## Job
Would you return the complete listing below word for word?

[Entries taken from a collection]
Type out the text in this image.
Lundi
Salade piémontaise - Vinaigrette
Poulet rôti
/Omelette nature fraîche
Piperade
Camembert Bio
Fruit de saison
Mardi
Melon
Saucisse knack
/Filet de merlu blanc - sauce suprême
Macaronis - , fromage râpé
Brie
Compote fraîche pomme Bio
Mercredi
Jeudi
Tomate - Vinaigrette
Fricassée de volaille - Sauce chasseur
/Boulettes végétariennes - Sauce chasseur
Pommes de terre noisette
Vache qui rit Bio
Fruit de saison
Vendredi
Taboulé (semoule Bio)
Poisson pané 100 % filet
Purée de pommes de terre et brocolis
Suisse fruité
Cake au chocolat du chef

## Solved problem
Type out the text in this image.
Lundi
Salade piémontaise - Vinaigrette
Poulet rôti
/Omelette nature fraîche
Piperade
Camembert Bio
Fruit de saison
Mardi
Melon
Saucisse knack
/Filet de merlu blanc - sauce suprême
Macaronis - , fromage râpé
Brie
Compote fraîche pomme Bio
Mercredi
Jeudi
Tomate - Vinaigrette
Fricassée de volaille - Sauce chasseur
/Boulettes végétariennes - Sauce chasseur
Pommes de terre noisette
Vache qui rit Bio
Fruit de saison
Vendredi
Taboulé (semoule Bio)
Poisson pané 100 % filet
Purée de pommes de terre et brocolis
Suisse fruité
Cake au chocolat du chef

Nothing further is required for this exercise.